* STORED RECORDS *

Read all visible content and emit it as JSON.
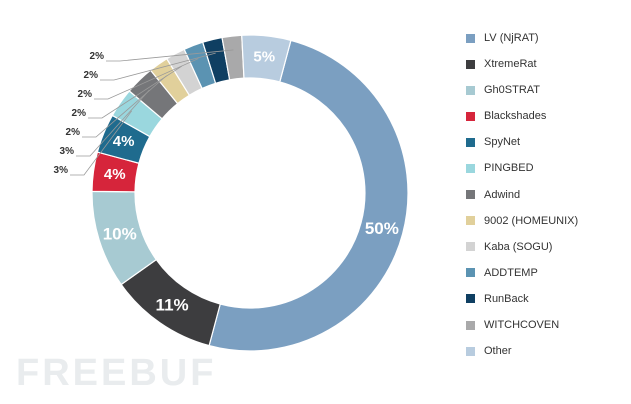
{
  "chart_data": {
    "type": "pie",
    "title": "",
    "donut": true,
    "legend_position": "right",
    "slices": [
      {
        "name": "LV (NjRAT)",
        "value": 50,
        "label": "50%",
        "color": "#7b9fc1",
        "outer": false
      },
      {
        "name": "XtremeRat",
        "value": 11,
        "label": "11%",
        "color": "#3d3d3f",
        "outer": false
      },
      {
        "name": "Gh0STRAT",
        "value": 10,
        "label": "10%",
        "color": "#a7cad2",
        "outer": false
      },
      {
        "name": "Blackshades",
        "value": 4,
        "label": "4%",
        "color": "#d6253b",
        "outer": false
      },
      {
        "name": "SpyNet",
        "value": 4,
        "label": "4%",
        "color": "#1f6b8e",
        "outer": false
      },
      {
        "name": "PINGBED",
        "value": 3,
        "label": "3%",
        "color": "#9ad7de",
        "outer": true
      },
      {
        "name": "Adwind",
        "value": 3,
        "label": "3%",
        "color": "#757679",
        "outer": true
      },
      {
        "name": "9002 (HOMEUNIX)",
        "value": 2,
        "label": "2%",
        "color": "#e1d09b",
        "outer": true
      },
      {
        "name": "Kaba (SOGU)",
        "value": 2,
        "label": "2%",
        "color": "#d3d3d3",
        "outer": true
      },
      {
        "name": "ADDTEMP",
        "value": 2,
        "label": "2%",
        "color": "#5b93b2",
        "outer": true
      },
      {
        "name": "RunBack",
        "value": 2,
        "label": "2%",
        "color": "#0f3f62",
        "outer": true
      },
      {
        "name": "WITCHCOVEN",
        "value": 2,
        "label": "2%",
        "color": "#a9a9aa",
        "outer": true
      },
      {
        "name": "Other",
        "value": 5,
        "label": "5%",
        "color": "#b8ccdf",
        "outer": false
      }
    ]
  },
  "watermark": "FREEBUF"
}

* TASK TO CARRY OUT *
Every record above should come back exactly, but without its pictures.

* EXERCISE RESPONSE *
Read all visible content and emit it as JSON.
{
  "chart_data": {
    "type": "pie",
    "title": "",
    "donut": true,
    "legend_position": "right",
    "slices": [
      {
        "name": "LV (NjRAT)",
        "value": 50,
        "label": "50%",
        "color": "#7b9fc1",
        "outer": false
      },
      {
        "name": "XtremeRat",
        "value": 11,
        "label": "11%",
        "color": "#3d3d3f",
        "outer": false
      },
      {
        "name": "Gh0STRAT",
        "value": 10,
        "label": "10%",
        "color": "#a7cad2",
        "outer": false
      },
      {
        "name": "Blackshades",
        "value": 4,
        "label": "4%",
        "color": "#d6253b",
        "outer": false
      },
      {
        "name": "SpyNet",
        "value": 4,
        "label": "4%",
        "color": "#1f6b8e",
        "outer": false
      },
      {
        "name": "PINGBED",
        "value": 3,
        "label": "3%",
        "color": "#9ad7de",
        "outer": true
      },
      {
        "name": "Adwind",
        "value": 3,
        "label": "3%",
        "color": "#757679",
        "outer": true
      },
      {
        "name": "9002 (HOMEUNIX)",
        "value": 2,
        "label": "2%",
        "color": "#e1d09b",
        "outer": true
      },
      {
        "name": "Kaba (SOGU)",
        "value": 2,
        "label": "2%",
        "color": "#d3d3d3",
        "outer": true
      },
      {
        "name": "ADDTEMP",
        "value": 2,
        "label": "2%",
        "color": "#5b93b2",
        "outer": true
      },
      {
        "name": "RunBack",
        "value": 2,
        "label": "2%",
        "color": "#0f3f62",
        "outer": true
      },
      {
        "name": "WITCHCOVEN",
        "value": 2,
        "label": "2%",
        "color": "#a9a9aa",
        "outer": true
      },
      {
        "name": "Other",
        "value": 5,
        "label": "5%",
        "color": "#b8ccdf",
        "outer": false
      }
    ]
  },
  "watermark": "FREEBUF"
}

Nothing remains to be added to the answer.